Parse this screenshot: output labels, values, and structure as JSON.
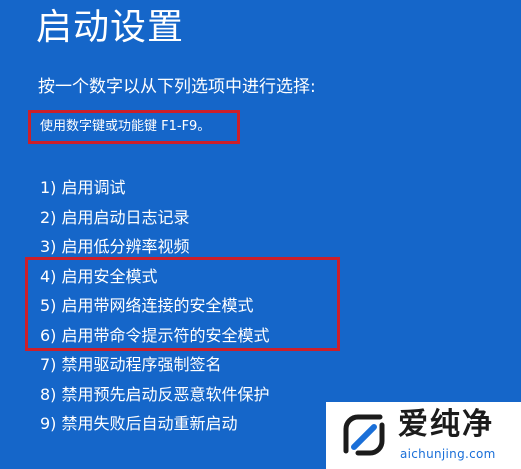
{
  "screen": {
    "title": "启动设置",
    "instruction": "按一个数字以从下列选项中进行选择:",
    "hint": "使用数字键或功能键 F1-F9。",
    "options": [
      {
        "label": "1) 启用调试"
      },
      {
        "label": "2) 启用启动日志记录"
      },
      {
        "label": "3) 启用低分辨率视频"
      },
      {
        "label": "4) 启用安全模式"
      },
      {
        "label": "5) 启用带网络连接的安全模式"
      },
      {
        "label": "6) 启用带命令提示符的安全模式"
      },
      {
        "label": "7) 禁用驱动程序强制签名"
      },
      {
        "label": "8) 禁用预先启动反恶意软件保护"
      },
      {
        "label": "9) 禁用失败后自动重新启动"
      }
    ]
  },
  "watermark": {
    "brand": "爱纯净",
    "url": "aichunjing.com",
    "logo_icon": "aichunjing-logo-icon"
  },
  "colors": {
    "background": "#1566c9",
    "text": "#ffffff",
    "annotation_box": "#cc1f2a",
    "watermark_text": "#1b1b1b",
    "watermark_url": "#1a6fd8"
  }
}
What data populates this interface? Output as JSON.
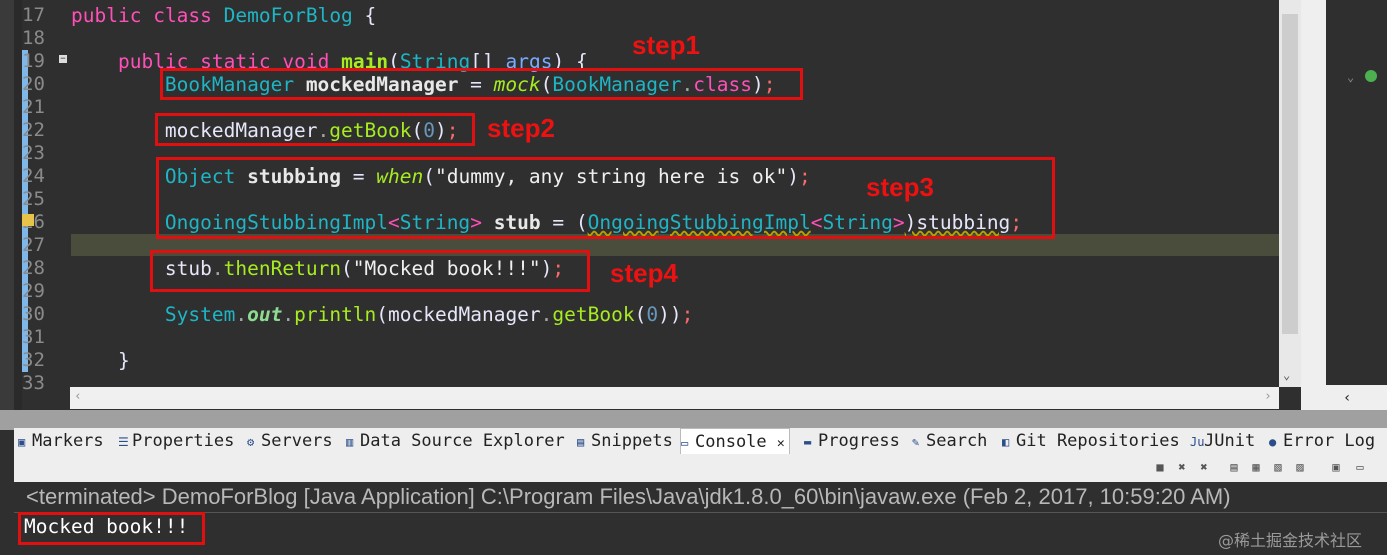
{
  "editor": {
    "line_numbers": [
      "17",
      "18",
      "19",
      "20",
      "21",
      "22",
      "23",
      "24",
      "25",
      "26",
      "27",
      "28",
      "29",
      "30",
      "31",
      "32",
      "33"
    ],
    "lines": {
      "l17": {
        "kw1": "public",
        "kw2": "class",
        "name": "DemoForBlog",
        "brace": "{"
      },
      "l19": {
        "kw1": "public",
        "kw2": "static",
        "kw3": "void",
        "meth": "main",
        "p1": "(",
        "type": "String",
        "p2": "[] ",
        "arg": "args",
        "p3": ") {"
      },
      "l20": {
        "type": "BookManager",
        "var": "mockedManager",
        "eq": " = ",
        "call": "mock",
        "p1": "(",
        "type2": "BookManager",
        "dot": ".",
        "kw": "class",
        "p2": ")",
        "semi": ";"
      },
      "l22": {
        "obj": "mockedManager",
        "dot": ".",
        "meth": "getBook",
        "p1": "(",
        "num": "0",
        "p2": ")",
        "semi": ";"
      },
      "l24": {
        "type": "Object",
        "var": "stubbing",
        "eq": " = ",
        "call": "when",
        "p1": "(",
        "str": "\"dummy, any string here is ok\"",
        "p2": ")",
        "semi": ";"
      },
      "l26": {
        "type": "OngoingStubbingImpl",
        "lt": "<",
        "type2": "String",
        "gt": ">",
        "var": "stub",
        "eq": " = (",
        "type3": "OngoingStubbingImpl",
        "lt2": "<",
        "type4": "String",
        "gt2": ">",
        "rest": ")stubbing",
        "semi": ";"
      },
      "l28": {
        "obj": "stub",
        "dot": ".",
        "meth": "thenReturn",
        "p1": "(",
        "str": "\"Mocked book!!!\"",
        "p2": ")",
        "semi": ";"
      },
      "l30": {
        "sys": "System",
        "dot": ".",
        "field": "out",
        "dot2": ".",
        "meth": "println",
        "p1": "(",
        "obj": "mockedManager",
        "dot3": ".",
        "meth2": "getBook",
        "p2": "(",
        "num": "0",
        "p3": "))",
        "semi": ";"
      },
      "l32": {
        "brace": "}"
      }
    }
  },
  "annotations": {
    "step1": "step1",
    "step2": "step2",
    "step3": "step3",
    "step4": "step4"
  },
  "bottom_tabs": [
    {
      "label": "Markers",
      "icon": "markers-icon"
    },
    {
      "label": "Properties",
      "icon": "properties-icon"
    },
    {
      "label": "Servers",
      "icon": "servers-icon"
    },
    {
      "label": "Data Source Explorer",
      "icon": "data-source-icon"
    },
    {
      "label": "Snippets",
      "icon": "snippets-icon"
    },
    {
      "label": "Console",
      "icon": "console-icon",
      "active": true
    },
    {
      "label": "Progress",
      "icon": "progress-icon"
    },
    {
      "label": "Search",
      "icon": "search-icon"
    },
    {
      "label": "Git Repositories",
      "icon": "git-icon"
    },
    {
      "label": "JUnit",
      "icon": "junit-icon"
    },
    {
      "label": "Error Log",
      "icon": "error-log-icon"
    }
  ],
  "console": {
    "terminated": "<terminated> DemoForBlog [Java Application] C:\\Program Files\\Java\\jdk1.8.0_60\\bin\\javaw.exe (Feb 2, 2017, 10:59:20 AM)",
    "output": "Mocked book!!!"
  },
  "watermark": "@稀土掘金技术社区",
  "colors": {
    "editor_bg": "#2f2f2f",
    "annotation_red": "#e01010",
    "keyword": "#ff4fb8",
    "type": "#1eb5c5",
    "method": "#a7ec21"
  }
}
==
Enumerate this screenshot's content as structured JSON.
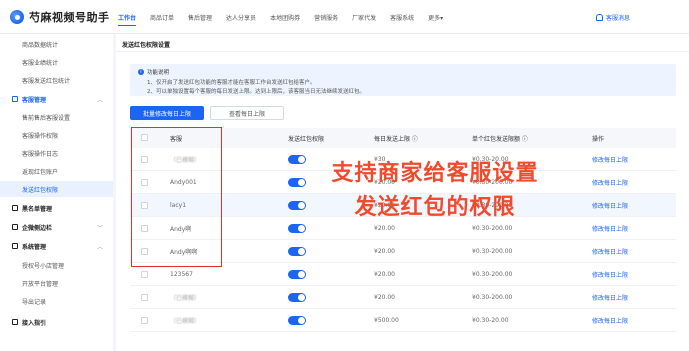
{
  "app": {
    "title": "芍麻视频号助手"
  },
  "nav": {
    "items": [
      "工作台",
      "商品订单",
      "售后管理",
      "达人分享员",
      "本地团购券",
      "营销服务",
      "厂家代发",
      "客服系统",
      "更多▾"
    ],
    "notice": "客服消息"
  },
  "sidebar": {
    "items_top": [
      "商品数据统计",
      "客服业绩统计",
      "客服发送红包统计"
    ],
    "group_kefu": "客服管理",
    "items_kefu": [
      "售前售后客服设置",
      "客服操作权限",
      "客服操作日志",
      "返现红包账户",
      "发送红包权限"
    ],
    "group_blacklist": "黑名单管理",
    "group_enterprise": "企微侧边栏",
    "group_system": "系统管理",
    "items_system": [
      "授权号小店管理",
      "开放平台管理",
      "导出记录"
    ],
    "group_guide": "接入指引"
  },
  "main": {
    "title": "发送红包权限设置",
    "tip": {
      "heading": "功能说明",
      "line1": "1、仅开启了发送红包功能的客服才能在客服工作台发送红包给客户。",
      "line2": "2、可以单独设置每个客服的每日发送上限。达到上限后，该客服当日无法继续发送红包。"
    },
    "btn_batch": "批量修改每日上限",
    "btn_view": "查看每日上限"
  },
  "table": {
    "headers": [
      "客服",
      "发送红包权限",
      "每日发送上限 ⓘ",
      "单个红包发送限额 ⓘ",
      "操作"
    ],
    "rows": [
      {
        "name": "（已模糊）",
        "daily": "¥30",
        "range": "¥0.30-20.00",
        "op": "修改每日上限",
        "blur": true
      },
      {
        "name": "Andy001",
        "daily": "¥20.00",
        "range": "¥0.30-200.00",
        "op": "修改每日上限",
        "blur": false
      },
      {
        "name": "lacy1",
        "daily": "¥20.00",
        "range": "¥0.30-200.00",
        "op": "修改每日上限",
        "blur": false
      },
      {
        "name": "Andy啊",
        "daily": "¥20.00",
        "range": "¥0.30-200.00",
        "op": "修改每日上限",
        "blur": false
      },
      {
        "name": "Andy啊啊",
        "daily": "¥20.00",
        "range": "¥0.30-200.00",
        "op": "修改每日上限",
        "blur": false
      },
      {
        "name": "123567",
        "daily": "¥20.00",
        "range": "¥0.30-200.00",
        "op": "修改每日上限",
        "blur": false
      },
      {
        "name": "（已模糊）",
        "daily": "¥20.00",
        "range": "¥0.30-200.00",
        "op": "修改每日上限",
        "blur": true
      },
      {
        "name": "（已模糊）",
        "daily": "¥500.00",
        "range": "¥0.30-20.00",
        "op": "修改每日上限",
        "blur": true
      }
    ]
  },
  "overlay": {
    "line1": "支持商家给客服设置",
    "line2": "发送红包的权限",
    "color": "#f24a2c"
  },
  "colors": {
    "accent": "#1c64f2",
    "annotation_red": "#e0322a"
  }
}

» Your objective
Say, as a single number and nothing more, how many lines of the entries contain the word "icon".

» Solved exercise
12